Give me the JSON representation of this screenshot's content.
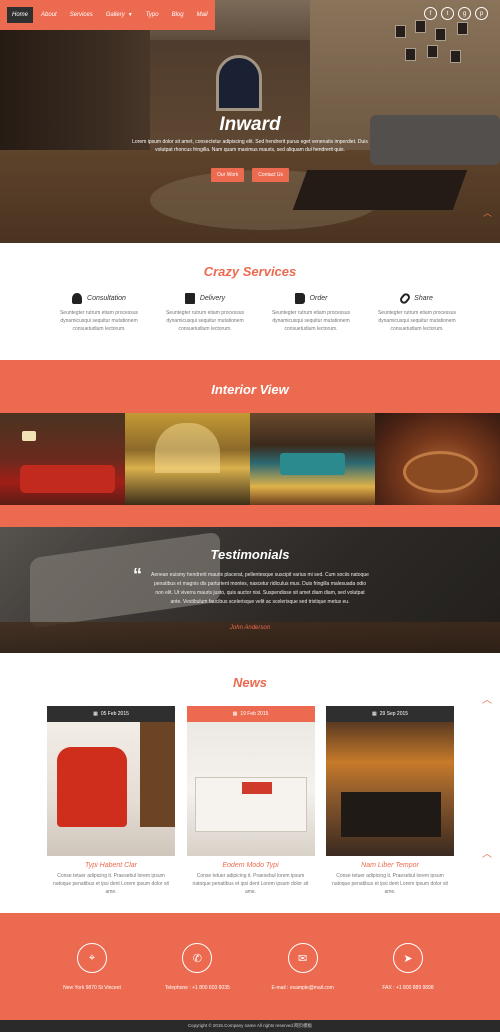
{
  "nav": {
    "items": [
      {
        "label": "Home"
      },
      {
        "label": "About"
      },
      {
        "label": "Services"
      },
      {
        "label": "Gallery"
      },
      {
        "label": "Typo"
      },
      {
        "label": "Blog"
      },
      {
        "label": "Mail"
      }
    ],
    "active": "Home"
  },
  "social": [
    "f",
    "t",
    "g",
    "p"
  ],
  "hero": {
    "title": "Inward",
    "text": "Lorem ipsum dolor sit amet, consectetur adipiscing elit. Sed hendrerit purus eget venenatis imperdiet. Duis volutpat rhoncus fringilla. Nam quam maximus mauris, sed aliquam dui hendrerit quis.",
    "btn_work": "Our Work",
    "btn_contact": "Contact Us"
  },
  "services": {
    "title": "Crazy Services",
    "items": [
      {
        "label": "Consultation",
        "text": "Seuntegter rutrum etiam processus dynamicusqui sequitur mutationem consuetudium lectorum."
      },
      {
        "label": "Delivery",
        "text": "Seuntegter rutrum etiam processus dynamicusqui sequitur mutationem consuetudium lectorum."
      },
      {
        "label": "Order",
        "text": "Seuntegter rutrum etiam processus dynamicusqui sequitur mutationem consuetudium lectorum."
      },
      {
        "label": "Share",
        "text": "Seuntegter rutrum etiam processus dynamicusqui sequitur mutationem consuetudium lectorum."
      }
    ]
  },
  "interior": {
    "title": "Interior View"
  },
  "testimonials": {
    "title": "Testimonials",
    "quote": "Aenean euismy hendrerit mauris placerat, pellentesque suscipit varius mi sed. Cum sociis natoque penatibus et magnis dis parturient montes, nascetur ridiculus mus. Duis fringilla malesuada odio non elit. Ut viverra mauris justo, quis auctor nisi. Suspendisse sit amet diam diam, sed volutpat ante. Vestibulum faucibus scelerisque velit ac scelerisque sed tristique metus eu.",
    "author": "John Anderson"
  },
  "news": {
    "title": "News",
    "items": [
      {
        "date": "05 Feb 2015",
        "title": "Typi Habent Clar",
        "text": "Conse tetuer adipicing it. Praesebul lorem ipsum natoque penatibus et ipsi dent Lorem ipsum dolor sit ame."
      },
      {
        "date": "19 Feb 2015",
        "title": "Eodem Modo Typi",
        "text": "Conse tetuer adipicing it. Praesebul lorem ipsum natoque penatibus et ipsi dent Lorem ipsum dolor sit ame."
      },
      {
        "date": "29 Sep 2015",
        "title": "Nam Liber Tempor",
        "text": "Conse tetuer adipicing it. Praesebul lorem ipsum natoque penatibus et ipsi dent Lorem ipsum dolor sit ame."
      }
    ]
  },
  "contact": {
    "items": [
      {
        "icon": "map-marker-icon",
        "glyph": "⌖",
        "text": "New York 9870 St Vincent"
      },
      {
        "icon": "phone-icon",
        "glyph": "✆",
        "text": "Telephone : +1 800 603 6035"
      },
      {
        "icon": "envelope-icon",
        "glyph": "✉",
        "text": "E-mail : example@mail.com"
      },
      {
        "icon": "send-icon",
        "glyph": "➤",
        "text": "FAX : +1 800 889 9898"
      }
    ]
  },
  "footer": {
    "text": "Copyright © 2015.Company name All rights reserved.网页模板"
  },
  "colors": {
    "accent": "#ec6a50",
    "dark": "#2f2f2f"
  }
}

===============

**Exercise details**
Every record above should come back exactly, but without its pictures.

**Task result**
Give me the JSON representation of this screenshot's content.
{
  "nav": {
    "items": [
      {
        "label": "Home"
      },
      {
        "label": "About"
      },
      {
        "label": "Services"
      },
      {
        "label": "Gallery"
      },
      {
        "label": "Typo"
      },
      {
        "label": "Blog"
      },
      {
        "label": "Mail"
      }
    ],
    "active": "Home"
  },
  "social": [
    "f",
    "t",
    "g",
    "p"
  ],
  "hero": {
    "title": "Inward",
    "text": "Lorem ipsum dolor sit amet, consectetur adipiscing elit. Sed hendrerit purus eget venenatis imperdiet. Duis volutpat rhoncus fringilla. Nam quam maximus mauris, sed aliquam dui hendrerit quis.",
    "btn_work": "Our Work",
    "btn_contact": "Contact Us"
  },
  "services": {
    "title": "Crazy Services",
    "items": [
      {
        "label": "Consultation",
        "text": "Seuntegter rutrum etiam processus dynamicusqui sequitur mutationem consuetudium lectorum."
      },
      {
        "label": "Delivery",
        "text": "Seuntegter rutrum etiam processus dynamicusqui sequitur mutationem consuetudium lectorum."
      },
      {
        "label": "Order",
        "text": "Seuntegter rutrum etiam processus dynamicusqui sequitur mutationem consuetudium lectorum."
      },
      {
        "label": "Share",
        "text": "Seuntegter rutrum etiam processus dynamicusqui sequitur mutationem consuetudium lectorum."
      }
    ]
  },
  "interior": {
    "title": "Interior View"
  },
  "testimonials": {
    "title": "Testimonials",
    "quote": "Aenean euismy hendrerit mauris placerat, pellentesque suscipit varius mi sed. Cum sociis natoque penatibus et magnis dis parturient montes, nascetur ridiculus mus. Duis fringilla malesuada odio non elit. Ut viverra mauris justo, quis auctor nisi. Suspendisse sit amet diam diam, sed volutpat ante. Vestibulum faucibus scelerisque velit ac scelerisque sed tristique metus eu.",
    "author": "John Anderson"
  },
  "news": {
    "title": "News",
    "items": [
      {
        "date": "05 Feb 2015",
        "title": "Typi Habent Clar",
        "text": "Conse tetuer adipicing it. Praesebul lorem ipsum natoque penatibus et ipsi dent Lorem ipsum dolor sit ame."
      },
      {
        "date": "19 Feb 2015",
        "title": "Eodem Modo Typi",
        "text": "Conse tetuer adipicing it. Praesebul lorem ipsum natoque penatibus et ipsi dent Lorem ipsum dolor sit ame."
      },
      {
        "date": "29 Sep 2015",
        "title": "Nam Liber Tempor",
        "text": "Conse tetuer adipicing it. Praesebul lorem ipsum natoque penatibus et ipsi dent Lorem ipsum dolor sit ame."
      }
    ]
  },
  "contact": {
    "items": [
      {
        "icon": "map-marker-icon",
        "glyph": "⌖",
        "text": "New York 9870 St Vincent"
      },
      {
        "icon": "phone-icon",
        "glyph": "✆",
        "text": "Telephone : +1 800 603 6035"
      },
      {
        "icon": "envelope-icon",
        "glyph": "✉",
        "text": "E-mail : example@mail.com"
      },
      {
        "icon": "send-icon",
        "glyph": "➤",
        "text": "FAX : +1 800 889 9898"
      }
    ]
  },
  "footer": {
    "text": "Copyright © 2015.Company name All rights reserved.网页模板"
  },
  "colors": {
    "accent": "#ec6a50",
    "dark": "#2f2f2f"
  }
}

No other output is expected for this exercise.